What you need to do »
Give only the number of lines that include the string "April".

Data lines »

* start *

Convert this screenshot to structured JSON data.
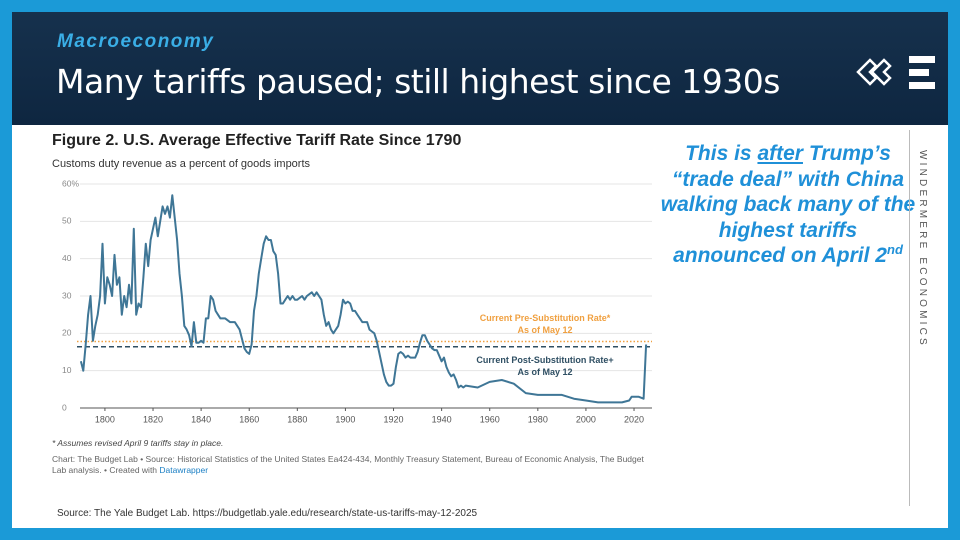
{
  "header": {
    "section": "Macroeconomy",
    "title": "Many tariffs paused; still highest since 1930s"
  },
  "chart_data": {
    "type": "line",
    "title": "Figure 2. U.S. Average Effective Tariff Rate Since 1790",
    "subtitle": "Customs duty revenue as a percent of goods imports",
    "x": [
      1790,
      1791,
      1792,
      1793,
      1794,
      1795,
      1796,
      1797,
      1798,
      1799,
      1800,
      1801,
      1802,
      1803,
      1804,
      1805,
      1806,
      1807,
      1808,
      1809,
      1810,
      1811,
      1812,
      1813,
      1814,
      1815,
      1816,
      1817,
      1818,
      1819,
      1820,
      1821,
      1822,
      1823,
      1824,
      1825,
      1826,
      1827,
      1828,
      1829,
      1830,
      1831,
      1832,
      1833,
      1834,
      1835,
      1836,
      1837,
      1838,
      1839,
      1840,
      1841,
      1842,
      1843,
      1844,
      1845,
      1846,
      1847,
      1848,
      1850,
      1852,
      1854,
      1856,
      1858,
      1859,
      1860,
      1861,
      1862,
      1863,
      1864,
      1865,
      1866,
      1867,
      1868,
      1869,
      1870,
      1871,
      1872,
      1873,
      1874,
      1875,
      1876,
      1877,
      1878,
      1879,
      1880,
      1882,
      1883,
      1884,
      1886,
      1887,
      1888,
      1889,
      1890,
      1891,
      1892,
      1893,
      1894,
      1895,
      1896,
      1897,
      1898,
      1899,
      1900,
      1901,
      1902,
      1903,
      1904,
      1905,
      1906,
      1907,
      1908,
      1909,
      1910,
      1911,
      1912,
      1913,
      1914,
      1915,
      1916,
      1917,
      1918,
      1919,
      1920,
      1921,
      1922,
      1923,
      1924,
      1925,
      1926,
      1927,
      1928,
      1929,
      1930,
      1931,
      1932,
      1933,
      1934,
      1935,
      1936,
      1937,
      1938,
      1939,
      1940,
      1941,
      1942,
      1943,
      1944,
      1945,
      1946,
      1947,
      1948,
      1949,
      1950,
      1955,
      1960,
      1965,
      1970,
      1975,
      1980,
      1985,
      1990,
      1995,
      2000,
      2005,
      2010,
      2015,
      2018,
      2019,
      2020,
      2022,
      2024,
      2025
    ],
    "values": [
      12.5,
      10,
      17,
      25,
      30,
      18,
      22,
      25,
      30,
      44,
      28,
      35,
      33,
      30,
      41,
      33,
      35,
      25,
      30,
      27,
      33,
      28,
      48,
      25,
      28,
      27,
      35,
      44,
      38,
      45,
      48,
      51,
      46,
      50,
      54,
      52,
      54,
      51,
      57,
      51,
      45,
      36,
      30,
      22,
      21,
      19.5,
      16.5,
      23,
      17.5,
      17.5,
      18,
      17.5,
      24,
      24,
      30,
      29,
      26,
      25,
      24,
      24,
      23,
      23,
      21,
      16,
      15,
      14.5,
      17,
      26,
      30,
      36,
      40,
      44,
      46,
      45,
      45,
      42,
      41,
      36,
      28,
      28,
      29,
      30,
      29,
      30,
      29,
      29,
      30,
      29,
      30,
      31,
      30,
      31,
      30,
      29,
      25,
      22,
      23,
      21,
      20,
      21,
      22,
      25,
      29,
      28,
      28.5,
      28,
      26,
      26,
      25,
      24,
      23,
      23,
      23,
      21,
      20.5,
      20,
      18,
      15,
      12,
      9,
      7,
      6,
      6,
      6.5,
      11,
      14.5,
      15,
      14.5,
      13.5,
      14,
      13.5,
      13.5,
      13.5,
      15,
      17.5,
      19.5,
      19.5,
      18,
      17,
      16,
      15.5,
      15.5,
      14,
      12.5,
      13.5,
      11,
      9.5,
      8.5,
      9,
      7.5,
      5.5,
      6,
      5.5,
      6,
      5.5,
      7,
      7.5,
      6.5,
      4,
      3.5,
      3.5,
      3.5,
      2.5,
      2,
      1.5,
      1.5,
      1.5,
      2,
      3,
      3,
      3,
      2.5,
      17
    ],
    "color": "#3f7696",
    "xlim": [
      1783.4,
      2030.8
    ],
    "xticks": [
      1800,
      1820,
      1840,
      1860,
      1880,
      1900,
      1920,
      1940,
      1960,
      1980,
      2000,
      2020
    ],
    "ylim": [
      0,
      60
    ],
    "yticks": [
      0,
      10,
      20,
      30,
      40,
      50,
      {
        "value": 60,
        "label": "60%"
      }
    ],
    "grid": true,
    "reference_lines": [
      {
        "value": 17.8,
        "label_lines": [
          "Current Pre-Substitution Rate*",
          "As of May 12"
        ],
        "color": "#f0a040"
      },
      {
        "value": 16.4,
        "label_lines": [
          "Current Post-Substitution Rate+",
          "As of May 12"
        ],
        "color": "#2f4f63"
      }
    ],
    "footnote": "* Assumes revised April 9 tariffs stay in place.",
    "credit": "Chart: The Budget Lab • Source: Historical Statistics of the United States Ea424-434, Monthly Treasury Statement, Bureau of Economic Analysis, The Budget Lab analysis. • Created with ",
    "credit_link": "Datawrapper"
  },
  "callout": {
    "parts": [
      "This is ",
      "after",
      " Trump’s “trade deal” with China walking back many of the highest tariffs announced on April 2",
      "nd"
    ]
  },
  "brand": "WINDERMERE ECONOMICS",
  "source": "Source: The Yale Budget Lab. https://budgetlab.yale.edu/research/state-us-tariffs-may-12-2025"
}
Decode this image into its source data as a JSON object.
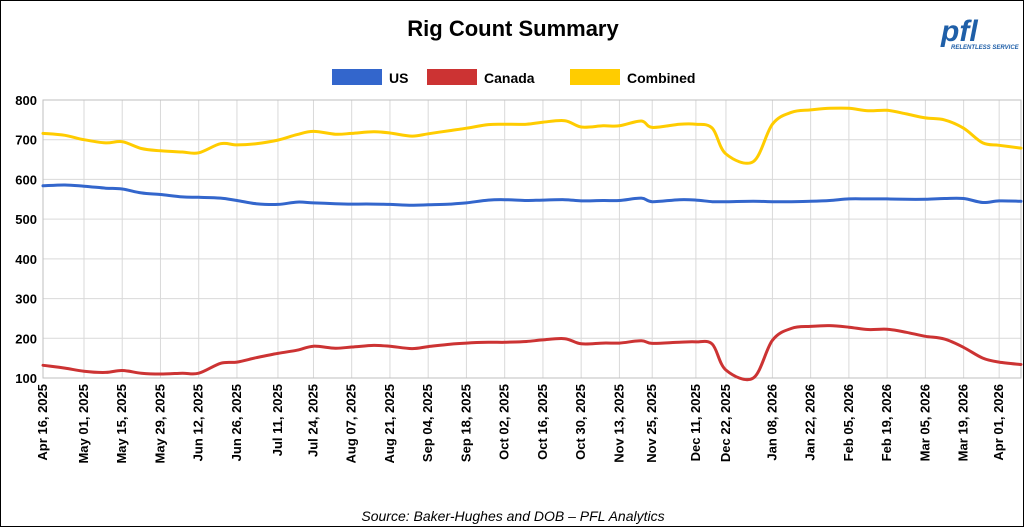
{
  "logo": {
    "text": "pfl",
    "tagline": "RELENTLESS SERVICE"
  },
  "source": "Source: Baker-Hughes and DOB – PFL Analytics",
  "chart_data": {
    "type": "line",
    "title": "Rig Count Summary",
    "xlabel": "",
    "ylabel": "",
    "ylim": [
      100,
      800
    ],
    "yticks": [
      100,
      200,
      300,
      400,
      500,
      600,
      700,
      800
    ],
    "grid": true,
    "legend": "top-center",
    "x_tick_labels": [
      "Apr 16, 2025",
      "May 01, 2025",
      "May 15, 2025",
      "May 29, 2025",
      "Jun 12, 2025",
      "Jun 26, 2025",
      "Jul 11, 2025",
      "Jul 24, 2025",
      "Aug 07, 2025",
      "Aug 21, 2025",
      "Sep 04, 2025",
      "Sep 18, 2025",
      "Oct 02, 2025",
      "Oct 16, 2025",
      "Oct 30, 2025",
      "Nov 13, 2025",
      "Nov 25, 2025",
      "Dec 11, 2025",
      "Dec 22, 2025",
      "Jan 08, 2026",
      "Jan 22, 2026",
      "Feb 05, 2026",
      "Feb 19, 2026",
      "Mar 05, 2026",
      "Mar 19, 2026",
      "Apr 01, 2026"
    ],
    "x": [
      "Apr 16, 2025",
      "Apr 24, 2025",
      "May 01, 2025",
      "May 09, 2025",
      "May 15, 2025",
      "May 22, 2025",
      "May 29, 2025",
      "Jun 06, 2025",
      "Jun 12, 2025",
      "Jun 20, 2025",
      "Jun 26, 2025",
      "Jul 03, 2025",
      "Jul 11, 2025",
      "Jul 18, 2025",
      "Jul 24, 2025",
      "Aug 01, 2025",
      "Aug 07, 2025",
      "Aug 15, 2025",
      "Aug 21, 2025",
      "Aug 29, 2025",
      "Sep 04, 2025",
      "Sep 12, 2025",
      "Sep 18, 2025",
      "Sep 26, 2025",
      "Oct 02, 2025",
      "Oct 10, 2025",
      "Oct 16, 2025",
      "Oct 24, 2025",
      "Oct 30, 2025",
      "Nov 07, 2025",
      "Nov 13, 2025",
      "Nov 21, 2025",
      "Nov 25, 2025",
      "Dec 05, 2025",
      "Dec 11, 2025",
      "Dec 17, 2025",
      "Dec 22, 2025",
      "Jan 01, 2026",
      "Jan 08, 2026",
      "Jan 15, 2026",
      "Jan 22, 2026",
      "Jan 29, 2026",
      "Feb 05, 2026",
      "Feb 12, 2026",
      "Feb 19, 2026",
      "Feb 26, 2026",
      "Mar 05, 2026",
      "Mar 12, 2026",
      "Mar 19, 2026",
      "Mar 26, 2026",
      "Apr 01, 2026",
      "Apr 09, 2026"
    ],
    "series": [
      {
        "name": "US",
        "color": "#3366cc",
        "values": [
          584,
          586,
          583,
          578,
          576,
          566,
          562,
          556,
          555,
          553,
          547,
          539,
          537,
          543,
          541,
          539,
          538,
          538,
          537,
          535,
          536,
          538,
          541,
          548,
          549,
          547,
          548,
          549,
          546,
          547,
          547,
          553,
          544,
          549,
          548,
          544,
          544,
          545,
          544,
          544,
          545,
          547,
          551,
          551,
          551,
          550,
          550,
          552,
          552,
          542,
          546,
          545
        ]
      },
      {
        "name": "Canada",
        "color": "#cc3333",
        "values": [
          132,
          125,
          117,
          114,
          119,
          112,
          110,
          112,
          112,
          137,
          140,
          151,
          162,
          170,
          180,
          175,
          178,
          182,
          180,
          174,
          179,
          185,
          188,
          190,
          190,
          192,
          196,
          199,
          186,
          188,
          188,
          194,
          187,
          190,
          191,
          185,
          120,
          100,
          195,
          225,
          230,
          232,
          228,
          222,
          223,
          215,
          205,
          198,
          177,
          150,
          140,
          134
        ]
      },
      {
        "name": "Combined",
        "color": "#ffcc00",
        "values": [
          716,
          711,
          700,
          692,
          695,
          678,
          672,
          669,
          667,
          690,
          687,
          690,
          699,
          713,
          721,
          714,
          716,
          720,
          717,
          709,
          715,
          723,
          729,
          738,
          739,
          739,
          744,
          748,
          732,
          735,
          735,
          747,
          731,
          739,
          739,
          729,
          664,
          645,
          739,
          769,
          775,
          779,
          779,
          773,
          774,
          765,
          755,
          750,
          729,
          692,
          686,
          679
        ]
      }
    ]
  }
}
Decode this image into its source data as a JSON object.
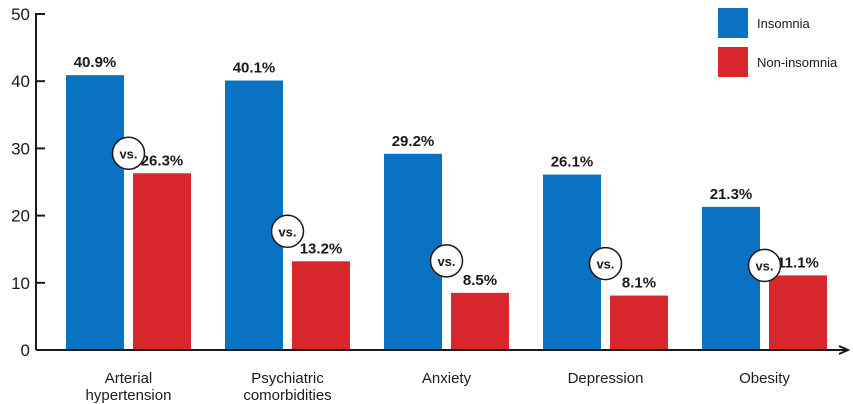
{
  "chart_data": {
    "type": "bar",
    "categories": [
      [
        "Arterial",
        "hypertension"
      ],
      [
        "Psychiatric",
        "comorbidities"
      ],
      [
        "Anxiety"
      ],
      [
        "Depression"
      ],
      [
        "Obesity"
      ]
    ],
    "series": [
      {
        "name": "Insomnia",
        "color": "#0a72c2",
        "values": [
          40.9,
          40.1,
          29.2,
          26.1,
          21.3
        ],
        "labels": [
          "40.9%",
          "40.1%",
          "29.2%",
          "26.1%",
          "21.3%"
        ]
      },
      {
        "name": "Non-insomnia",
        "color": "#d7262c",
        "values": [
          26.3,
          13.2,
          8.5,
          8.1,
          11.1
        ],
        "labels": [
          "26.3%",
          "13.2%",
          "8.5%",
          "8.1%",
          "11.1%"
        ]
      }
    ],
    "comparison_label": "vs.",
    "y_ticks": [
      0,
      10,
      20,
      30,
      40,
      50
    ],
    "ylim": [
      0,
      50
    ],
    "legend_position": "top-right",
    "grid": false
  }
}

* end *

Response below »
2